### Rows ###
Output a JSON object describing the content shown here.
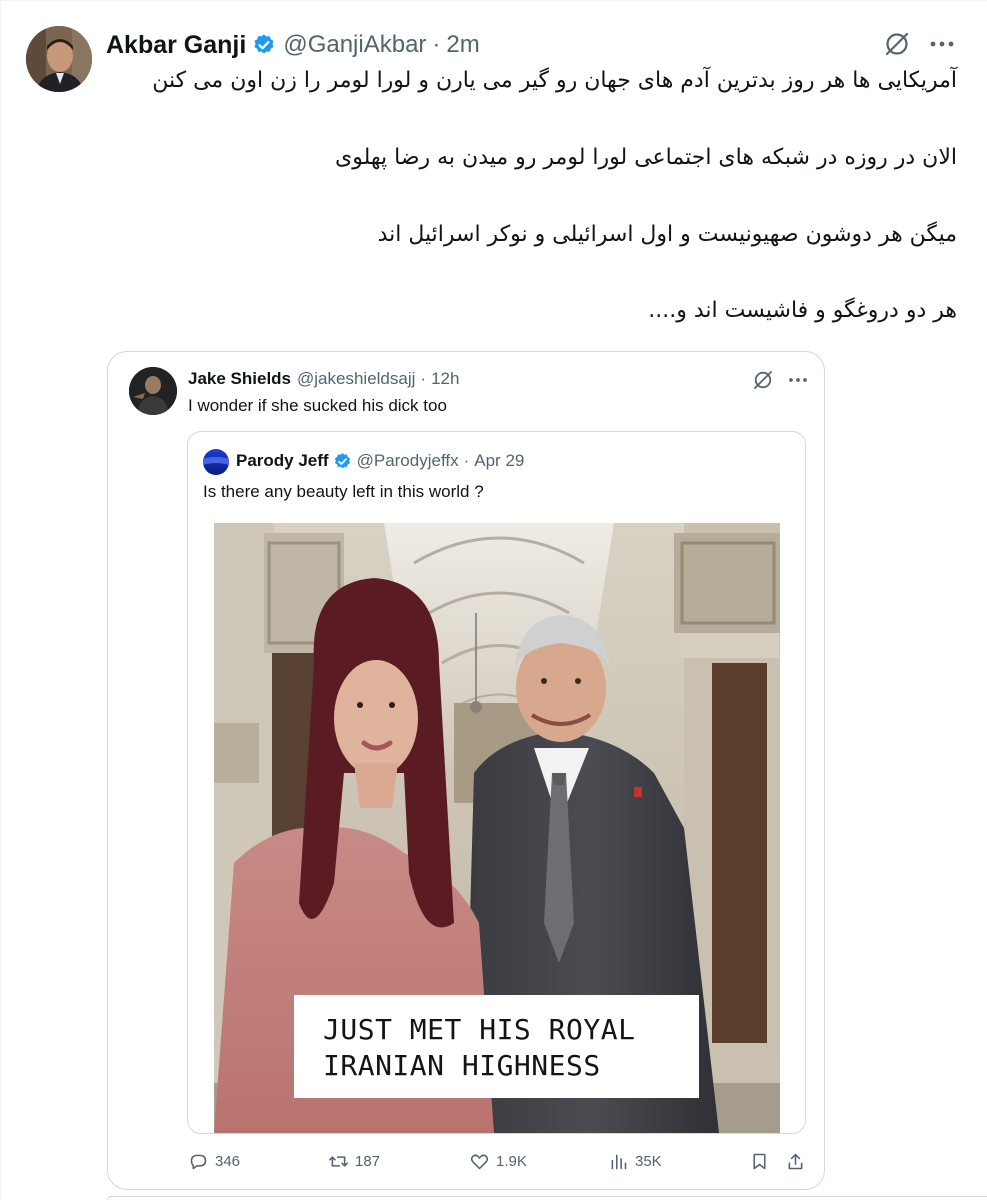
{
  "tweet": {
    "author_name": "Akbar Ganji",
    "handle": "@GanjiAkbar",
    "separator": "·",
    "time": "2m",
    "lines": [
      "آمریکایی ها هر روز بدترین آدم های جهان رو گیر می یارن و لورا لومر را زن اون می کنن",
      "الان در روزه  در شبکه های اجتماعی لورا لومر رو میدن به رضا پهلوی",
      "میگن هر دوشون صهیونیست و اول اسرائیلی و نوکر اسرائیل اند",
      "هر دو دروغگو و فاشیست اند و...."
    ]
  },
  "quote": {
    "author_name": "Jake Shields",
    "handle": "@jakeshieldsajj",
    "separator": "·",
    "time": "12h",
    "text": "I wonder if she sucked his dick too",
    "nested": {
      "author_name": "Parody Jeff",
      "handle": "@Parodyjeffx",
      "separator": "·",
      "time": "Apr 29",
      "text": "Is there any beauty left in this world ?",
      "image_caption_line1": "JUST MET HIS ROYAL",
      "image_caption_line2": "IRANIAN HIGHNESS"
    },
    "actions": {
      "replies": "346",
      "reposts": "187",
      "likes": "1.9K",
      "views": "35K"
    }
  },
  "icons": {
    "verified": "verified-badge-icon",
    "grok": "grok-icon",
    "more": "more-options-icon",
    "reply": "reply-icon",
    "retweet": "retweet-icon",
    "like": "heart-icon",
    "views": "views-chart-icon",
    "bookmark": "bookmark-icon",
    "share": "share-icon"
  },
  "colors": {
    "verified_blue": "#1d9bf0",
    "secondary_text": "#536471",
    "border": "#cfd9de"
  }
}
###
### Rows ###
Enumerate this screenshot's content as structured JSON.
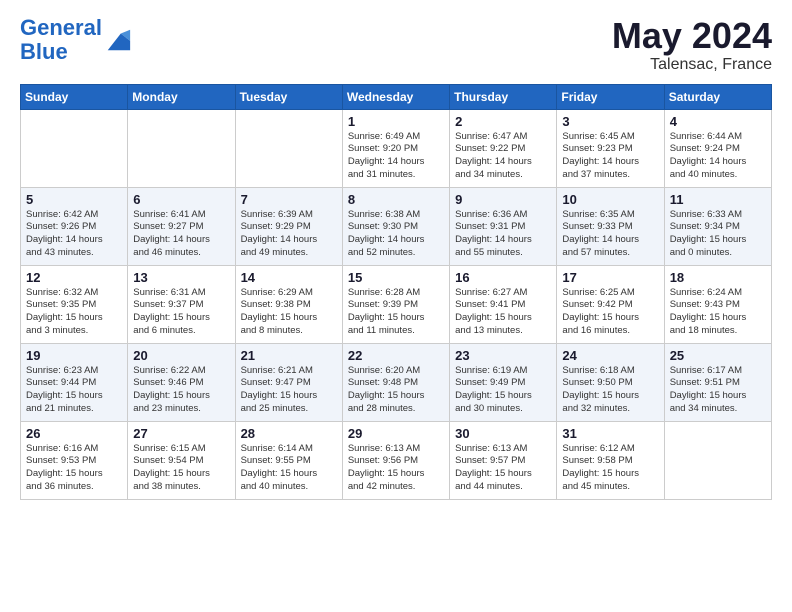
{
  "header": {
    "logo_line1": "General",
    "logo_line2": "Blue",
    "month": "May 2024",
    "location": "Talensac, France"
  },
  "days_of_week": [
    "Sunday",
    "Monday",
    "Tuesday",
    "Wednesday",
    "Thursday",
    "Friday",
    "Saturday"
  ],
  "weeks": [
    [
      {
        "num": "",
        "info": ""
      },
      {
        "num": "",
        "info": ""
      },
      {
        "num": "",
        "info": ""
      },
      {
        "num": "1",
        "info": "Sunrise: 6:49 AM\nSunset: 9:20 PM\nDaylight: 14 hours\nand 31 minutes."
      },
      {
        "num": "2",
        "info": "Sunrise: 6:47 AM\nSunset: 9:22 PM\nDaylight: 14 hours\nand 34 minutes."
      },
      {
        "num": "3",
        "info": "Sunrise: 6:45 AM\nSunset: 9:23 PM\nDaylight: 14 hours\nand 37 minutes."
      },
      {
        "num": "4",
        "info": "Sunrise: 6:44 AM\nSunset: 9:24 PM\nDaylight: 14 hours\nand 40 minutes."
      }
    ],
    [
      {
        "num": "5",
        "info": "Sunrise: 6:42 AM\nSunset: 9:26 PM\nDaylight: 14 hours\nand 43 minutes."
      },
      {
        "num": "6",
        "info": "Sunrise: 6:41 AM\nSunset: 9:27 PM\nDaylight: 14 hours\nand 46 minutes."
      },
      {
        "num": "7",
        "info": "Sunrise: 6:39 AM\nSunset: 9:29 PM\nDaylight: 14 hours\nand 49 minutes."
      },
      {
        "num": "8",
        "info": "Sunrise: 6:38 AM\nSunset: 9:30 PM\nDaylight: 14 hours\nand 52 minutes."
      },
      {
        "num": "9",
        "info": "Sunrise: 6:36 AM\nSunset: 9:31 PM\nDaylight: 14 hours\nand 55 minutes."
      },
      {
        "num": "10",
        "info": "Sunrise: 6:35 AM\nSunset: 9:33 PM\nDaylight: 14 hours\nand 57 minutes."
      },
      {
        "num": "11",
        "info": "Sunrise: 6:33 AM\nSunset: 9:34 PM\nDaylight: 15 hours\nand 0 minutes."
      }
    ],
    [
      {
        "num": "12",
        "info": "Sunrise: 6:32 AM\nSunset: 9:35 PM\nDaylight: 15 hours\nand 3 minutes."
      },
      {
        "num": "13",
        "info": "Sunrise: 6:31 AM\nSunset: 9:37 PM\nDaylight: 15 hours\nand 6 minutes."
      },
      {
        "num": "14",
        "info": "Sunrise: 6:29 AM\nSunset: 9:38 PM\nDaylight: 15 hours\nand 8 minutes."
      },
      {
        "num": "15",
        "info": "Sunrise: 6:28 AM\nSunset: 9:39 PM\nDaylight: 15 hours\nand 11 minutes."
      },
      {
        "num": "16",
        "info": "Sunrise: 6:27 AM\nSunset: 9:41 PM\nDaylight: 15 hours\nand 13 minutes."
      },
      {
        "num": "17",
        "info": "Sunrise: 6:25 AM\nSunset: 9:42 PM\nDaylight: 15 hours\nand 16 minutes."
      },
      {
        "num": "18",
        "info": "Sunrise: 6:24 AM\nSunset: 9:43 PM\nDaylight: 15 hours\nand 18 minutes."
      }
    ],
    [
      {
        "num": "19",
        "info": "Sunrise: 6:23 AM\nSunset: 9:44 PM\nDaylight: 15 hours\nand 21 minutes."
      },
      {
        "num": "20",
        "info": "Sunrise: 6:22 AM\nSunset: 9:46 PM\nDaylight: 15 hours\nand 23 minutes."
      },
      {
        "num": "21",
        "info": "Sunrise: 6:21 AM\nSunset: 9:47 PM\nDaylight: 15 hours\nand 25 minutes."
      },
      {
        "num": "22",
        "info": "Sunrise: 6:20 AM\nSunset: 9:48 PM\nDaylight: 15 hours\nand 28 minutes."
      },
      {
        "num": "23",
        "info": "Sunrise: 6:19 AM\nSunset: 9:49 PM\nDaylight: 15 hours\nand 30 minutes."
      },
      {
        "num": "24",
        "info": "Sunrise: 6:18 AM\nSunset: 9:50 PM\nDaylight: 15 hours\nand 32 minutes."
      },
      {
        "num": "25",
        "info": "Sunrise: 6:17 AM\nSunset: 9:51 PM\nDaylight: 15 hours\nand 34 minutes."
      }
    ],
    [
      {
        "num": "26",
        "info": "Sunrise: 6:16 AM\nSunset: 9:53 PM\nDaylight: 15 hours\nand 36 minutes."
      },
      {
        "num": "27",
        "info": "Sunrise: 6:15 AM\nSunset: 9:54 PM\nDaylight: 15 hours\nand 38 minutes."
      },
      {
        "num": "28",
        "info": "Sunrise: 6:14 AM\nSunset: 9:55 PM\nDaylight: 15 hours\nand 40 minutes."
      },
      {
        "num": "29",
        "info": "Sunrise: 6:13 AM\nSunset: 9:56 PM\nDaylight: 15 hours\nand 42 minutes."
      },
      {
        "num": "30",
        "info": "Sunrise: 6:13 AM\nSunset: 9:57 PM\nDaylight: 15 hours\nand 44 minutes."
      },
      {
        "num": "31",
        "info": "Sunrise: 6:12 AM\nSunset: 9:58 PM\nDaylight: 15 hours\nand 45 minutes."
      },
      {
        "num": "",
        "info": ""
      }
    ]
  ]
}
###
*The task*:
State the number of lines above that hold the string "لورا", with nothing added.

*Output for this exercise*:
2